Task objective: Write out the records word for word, with no pictures.

* start Records provided *

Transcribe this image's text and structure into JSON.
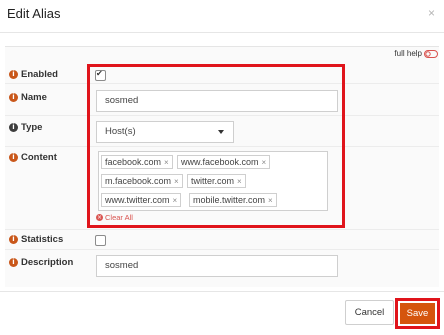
{
  "dialog": {
    "title": "Edit Alias",
    "close_glyph": "×",
    "full_help_label": "full help"
  },
  "fields": {
    "enabled": {
      "label": "Enabled",
      "checked": true
    },
    "name": {
      "label": "Name",
      "value": "sosmed"
    },
    "type": {
      "label": "Type",
      "selected": "Host(s)"
    },
    "content": {
      "label": "Content",
      "tags": [
        "facebook.com",
        "www.facebook.com",
        "m.facebook.com",
        "twitter.com",
        "www.twitter.com",
        "mobile.twitter.com"
      ],
      "tag_remove_glyph": "×",
      "clear_all_label": "Clear All"
    },
    "statistics": {
      "label": "Statistics",
      "checked": false
    },
    "description": {
      "label": "Description",
      "value": "sosmed"
    }
  },
  "footer": {
    "cancel_label": "Cancel",
    "save_label": "Save"
  },
  "colors": {
    "highlight": "#e0141b",
    "save_button": "#d5550d",
    "info_icon": "#c9571a",
    "toggle_icon": "#d9534f"
  },
  "icons": {
    "info": "info-circle-icon",
    "close": "close-icon",
    "toggle": "toggle-off-icon",
    "clear": "clear-all-icon",
    "caret": "caret-down-icon"
  }
}
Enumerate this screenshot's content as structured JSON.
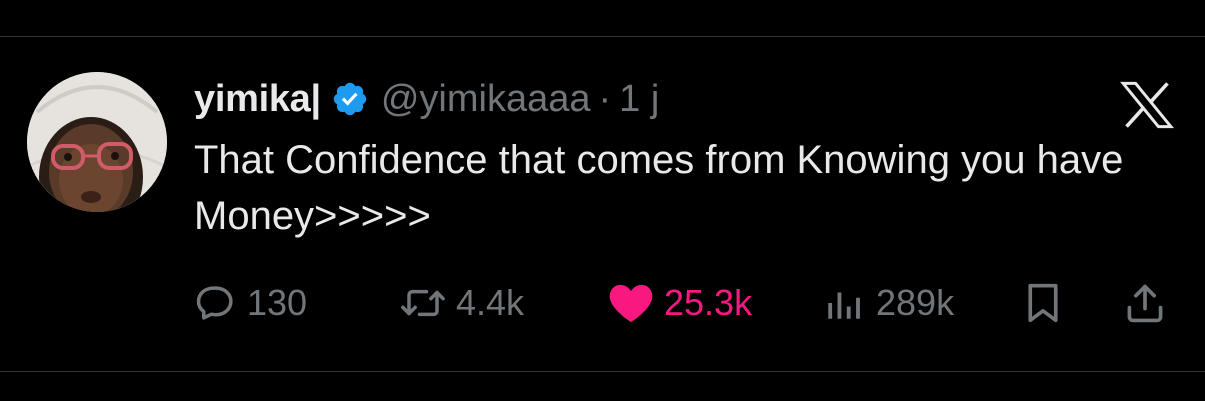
{
  "author": {
    "display_name": "yimika|",
    "handle": "@yimikaaaa",
    "separator": "·",
    "time": "1 j",
    "verified": true
  },
  "tweet": {
    "text": "That Confidence that comes from Knowing you have Money>>>>>"
  },
  "actions": {
    "reply_count": "130",
    "retweet_count": "4.4k",
    "like_count": "25.3k",
    "view_count": "289k"
  },
  "icons": {
    "verified": "verified-badge-icon",
    "platform": "x-logo-icon",
    "reply": "reply-icon",
    "retweet": "retweet-icon",
    "like": "heart-icon",
    "views": "views-icon",
    "bookmark": "bookmark-icon",
    "share": "share-icon"
  },
  "colors": {
    "background": "#000000",
    "text_primary": "#e7e9ea",
    "text_secondary": "#71767b",
    "verified_blue": "#1d9bf0",
    "like_pink": "#f91880",
    "divider": "#2f3336"
  }
}
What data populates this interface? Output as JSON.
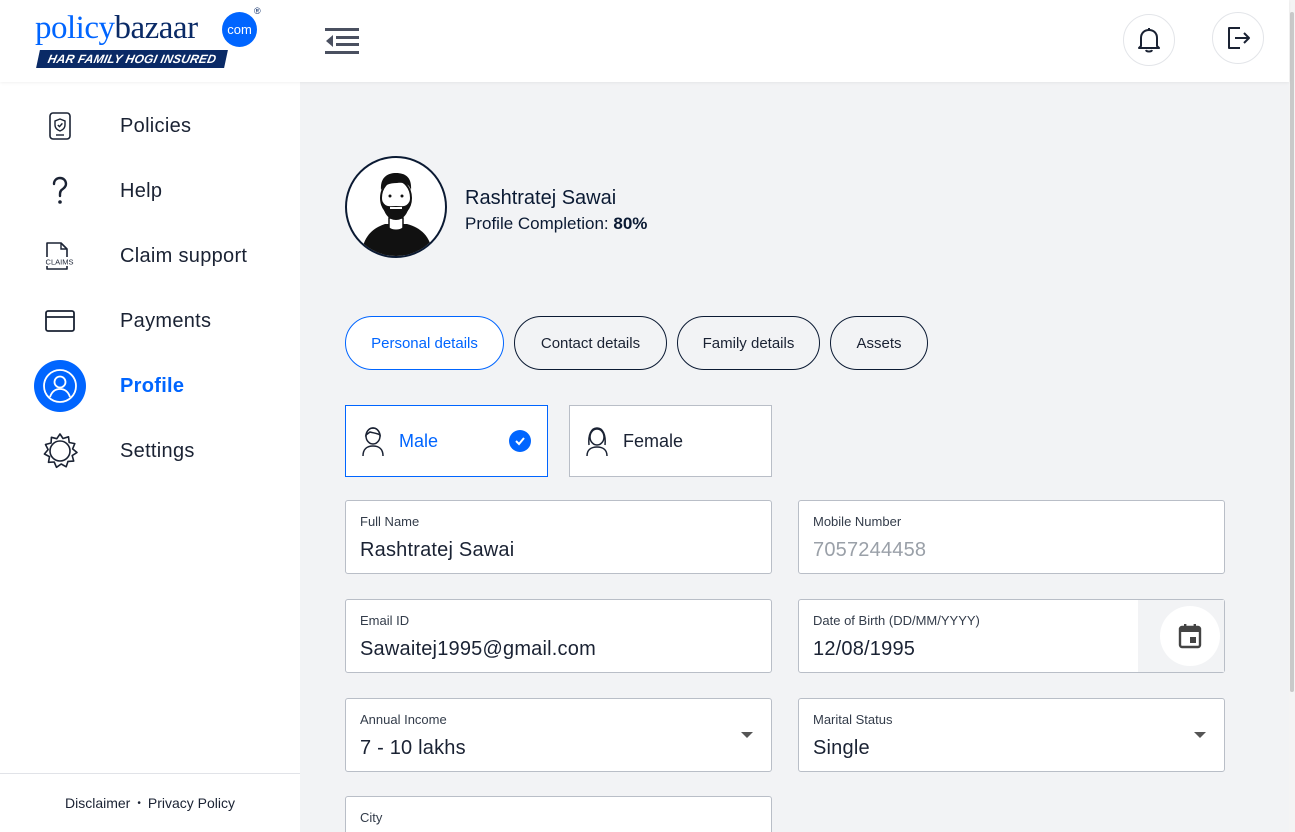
{
  "brand": {
    "name_part1": "policy",
    "name_part2": "bazaar",
    "suffix": "com",
    "registered": "®",
    "tagline": "HAR FAMILY HOGI INSURED"
  },
  "header": {
    "menu_icon": "menu-collapse-icon",
    "bell_icon": "bell-icon",
    "logout_icon": "logout-icon"
  },
  "sidebar": {
    "items": [
      {
        "label": "Policies",
        "icon": "policy-shield-icon",
        "active": false
      },
      {
        "label": "Help",
        "icon": "question-mark-icon",
        "active": false
      },
      {
        "label": "Claim support",
        "icon": "claims-document-icon",
        "active": false
      },
      {
        "label": "Payments",
        "icon": "card-icon",
        "active": false
      },
      {
        "label": "Profile",
        "icon": "user-icon",
        "active": true
      },
      {
        "label": "Settings",
        "icon": "gear-icon",
        "active": false
      }
    ],
    "footer": {
      "disclaimer": "Disclaimer",
      "separator": "•",
      "privacy": "Privacy Policy"
    }
  },
  "profile": {
    "name": "Rashtratej Sawai",
    "completion_label": "Profile Completion:",
    "completion_value": "80%"
  },
  "tabs": [
    {
      "label": "Personal details",
      "active": true
    },
    {
      "label": "Contact details",
      "active": false
    },
    {
      "label": "Family details",
      "active": false
    },
    {
      "label": "Assets",
      "active": false
    }
  ],
  "gender": {
    "male": "Male",
    "female": "Female",
    "selected": "Male"
  },
  "form": {
    "full_name": {
      "label": "Full Name",
      "value": "Rashtratej Sawai"
    },
    "mobile": {
      "label": "Mobile Number",
      "value": "7057244458"
    },
    "email": {
      "label": "Email ID",
      "value": "Sawaitej1995@gmail.com"
    },
    "dob": {
      "label": "Date of Birth (DD/MM/YYYY)",
      "value": "12/08/1995"
    },
    "income": {
      "label": "Annual Income",
      "value": "7 - 10 lakhs"
    },
    "marital": {
      "label": "Marital Status",
      "value": "Single"
    },
    "city": {
      "label": "City",
      "value": ""
    }
  },
  "colors": {
    "accent": "#0065ff",
    "navy": "#0a2a66",
    "background": "#f2f3f5"
  }
}
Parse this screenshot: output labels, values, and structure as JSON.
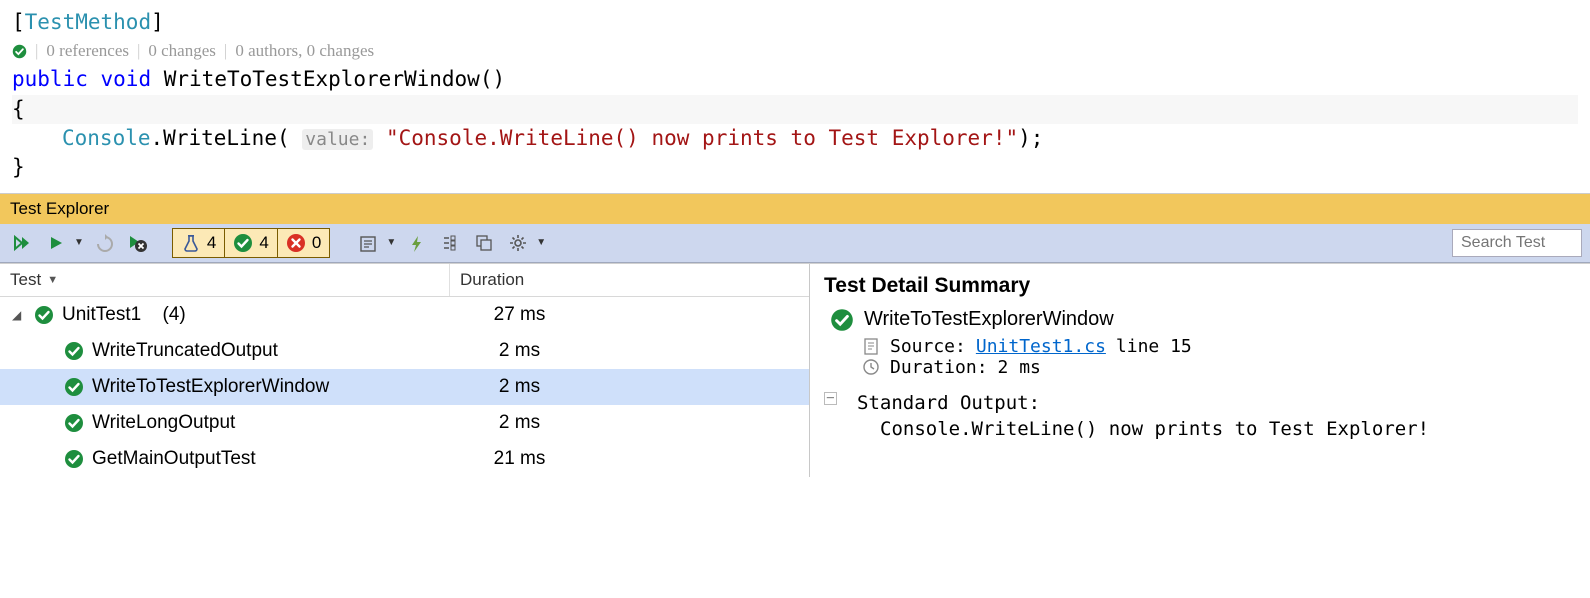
{
  "code": {
    "attribute": "TestMethod",
    "codelens": {
      "references": "0 references",
      "changes1": "0 changes",
      "authors": "0 authors, 0 changes"
    },
    "sig_kw1": "public",
    "sig_kw2": "void",
    "sig_name": "WriteToTestExplorerWindow",
    "console_type": "Console",
    "console_method": "WriteLine",
    "hint": "value:",
    "string_literal": "\"Console.WriteLine() now prints to Test Explorer!\""
  },
  "panel": {
    "title": "Test Explorer"
  },
  "counters": {
    "total": "4",
    "passed": "4",
    "failed": "0"
  },
  "search": {
    "placeholder": "Search Test"
  },
  "columns": {
    "name": "Test",
    "duration": "Duration"
  },
  "tree": {
    "group": {
      "label": "UnitTest1",
      "count": "(4)",
      "duration": "27 ms"
    },
    "tests": [
      {
        "name": "WriteTruncatedOutput",
        "duration": "2 ms",
        "selected": false
      },
      {
        "name": "WriteToTestExplorerWindow",
        "duration": "2 ms",
        "selected": true
      },
      {
        "name": "WriteLongOutput",
        "duration": "2 ms",
        "selected": false
      },
      {
        "name": "GetMainOutputTest",
        "duration": "21 ms",
        "selected": false
      }
    ]
  },
  "detail": {
    "title": "Test Detail Summary",
    "test_name": "WriteToTestExplorerWindow",
    "source_label": "Source:",
    "source_file": "UnitTest1.cs",
    "source_line": "line 15",
    "duration_label": "Duration:",
    "duration_value": "2 ms",
    "stdout_label": "Standard Output:",
    "stdout_text": "Console.WriteLine() now prints to Test Explorer!"
  }
}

* end Records provided *

In response:
Transcribe this image's text and structure into JSON.
{
  "dialog": {
    "title": "Edit Alias",
    "close_glyph": "×",
    "full_help_label": "full help"
  },
  "fields": {
    "enabled": {
      "label": "Enabled",
      "checked": true
    },
    "name": {
      "label": "Name",
      "value": "sosmed"
    },
    "type": {
      "label": "Type",
      "selected": "Host(s)"
    },
    "content": {
      "label": "Content",
      "tags": [
        "facebook.com",
        "www.facebook.com",
        "m.facebook.com",
        "twitter.com",
        "www.twitter.com",
        "mobile.twitter.com"
      ],
      "tag_remove_glyph": "×",
      "clear_all_label": "Clear All"
    },
    "statistics": {
      "label": "Statistics",
      "checked": false
    },
    "description": {
      "label": "Description",
      "value": "sosmed"
    }
  },
  "footer": {
    "cancel_label": "Cancel",
    "save_label": "Save"
  },
  "colors": {
    "highlight": "#e0141b",
    "save_button": "#d5550d",
    "info_icon": "#c9571a",
    "toggle_icon": "#d9534f"
  },
  "icons": {
    "info": "info-circle-icon",
    "close": "close-icon",
    "toggle": "toggle-off-icon",
    "clear": "clear-all-icon",
    "caret": "caret-down-icon"
  }
}
Enumerate this screenshot's content as structured JSON.
{
  "author": {
    "display_name": "yimika|",
    "handle": "@yimikaaaa",
    "separator": "·",
    "time": "1 j",
    "verified": true
  },
  "tweet": {
    "text": "That Confidence that comes from Knowing you have Money>>>>>"
  },
  "actions": {
    "reply_count": "130",
    "retweet_count": "4.4k",
    "like_count": "25.3k",
    "view_count": "289k"
  },
  "icons": {
    "verified": "verified-badge-icon",
    "platform": "x-logo-icon",
    "reply": "reply-icon",
    "retweet": "retweet-icon",
    "like": "heart-icon",
    "views": "views-icon",
    "bookmark": "bookmark-icon",
    "share": "share-icon"
  },
  "colors": {
    "background": "#000000",
    "text_primary": "#e7e9ea",
    "text_secondary": "#71767b",
    "verified_blue": "#1d9bf0",
    "like_pink": "#f91880",
    "divider": "#2f3336"
  }
}
What data populates this interface? Output as JSON.
{
  "brand": {
    "name_part1": "policy",
    "name_part2": "bazaar",
    "suffix": "com",
    "registered": "®",
    "tagline": "HAR FAMILY HOGI INSURED"
  },
  "header": {
    "menu_icon": "menu-collapse-icon",
    "bell_icon": "bell-icon",
    "logout_icon": "logout-icon"
  },
  "sidebar": {
    "items": [
      {
        "label": "Policies",
        "icon": "policy-shield-icon",
        "active": false
      },
      {
        "label": "Help",
        "icon": "question-mark-icon",
        "active": false
      },
      {
        "label": "Claim support",
        "icon": "claims-document-icon",
        "active": false
      },
      {
        "label": "Payments",
        "icon": "card-icon",
        "active": false
      },
      {
        "label": "Profile",
        "icon": "user-icon",
        "active": true
      },
      {
        "label": "Settings",
        "icon": "gear-icon",
        "active": false
      }
    ],
    "footer": {
      "disclaimer": "Disclaimer",
      "separator": "•",
      "privacy": "Privacy Policy"
    }
  },
  "profile": {
    "name": "Rashtratej Sawai",
    "completion_label": "Profile Completion:",
    "completion_value": "80%"
  },
  "tabs": [
    {
      "label": "Personal details",
      "active": true
    },
    {
      "label": "Contact details",
      "active": false
    },
    {
      "label": "Family details",
      "active": false
    },
    {
      "label": "Assets",
      "active": false
    }
  ],
  "gender": {
    "male": "Male",
    "female": "Female",
    "selected": "Male"
  },
  "form": {
    "full_name": {
      "label": "Full Name",
      "value": "Rashtratej Sawai"
    },
    "mobile": {
      "label": "Mobile Number",
      "value": "7057244458"
    },
    "email": {
      "label": "Email ID",
      "value": "Sawaitej1995@gmail.com"
    },
    "dob": {
      "label": "Date of Birth (DD/MM/YYYY)",
      "value": "12/08/1995"
    },
    "income": {
      "label": "Annual Income",
      "value": "7 - 10 lakhs"
    },
    "marital": {
      "label": "Marital Status",
      "value": "Single"
    },
    "city": {
      "label": "City",
      "value": ""
    }
  },
  "colors": {
    "accent": "#0065ff",
    "navy": "#0a2a66",
    "background": "#f2f3f5"
  }
}
Parse this screenshot: output labels, values, and structure as JSON.
{
  "code": {
    "attribute": "TestMethod",
    "codelens": {
      "references": "0 references",
      "changes1": "0 changes",
      "authors": "0 authors, 0 changes"
    },
    "sig_kw1": "public",
    "sig_kw2": "void",
    "sig_name": "WriteToTestExplorerWindow",
    "console_type": "Console",
    "console_method": "WriteLine",
    "hint": "value:",
    "string_literal": "\"Console.WriteLine() now prints to Test Explorer!\""
  },
  "panel": {
    "title": "Test Explorer"
  },
  "counters": {
    "total": "4",
    "passed": "4",
    "failed": "0"
  },
  "search": {
    "placeholder": "Search Test"
  },
  "columns": {
    "name": "Test",
    "duration": "Duration"
  },
  "tree": {
    "group": {
      "label": "UnitTest1",
      "count": "(4)",
      "duration": "27 ms"
    },
    "tests": [
      {
        "name": "WriteTruncatedOutput",
        "duration": "2 ms",
        "selected": false
      },
      {
        "name": "WriteToTestExplorerWindow",
        "duration": "2 ms",
        "selected": true
      },
      {
        "name": "WriteLongOutput",
        "duration": "2 ms",
        "selected": false
      },
      {
        "name": "GetMainOutputTest",
        "duration": "21 ms",
        "selected": false
      }
    ]
  },
  "detail": {
    "title": "Test Detail Summary",
    "test_name": "WriteToTestExplorerWindow",
    "source_label": "Source:",
    "source_file": "UnitTest1.cs",
    "source_line": "line 15",
    "duration_label": "Duration:",
    "duration_value": "2 ms",
    "stdout_label": "Standard Output:",
    "stdout_text": "Console.WriteLine() now prints to Test Explorer!"
  }
}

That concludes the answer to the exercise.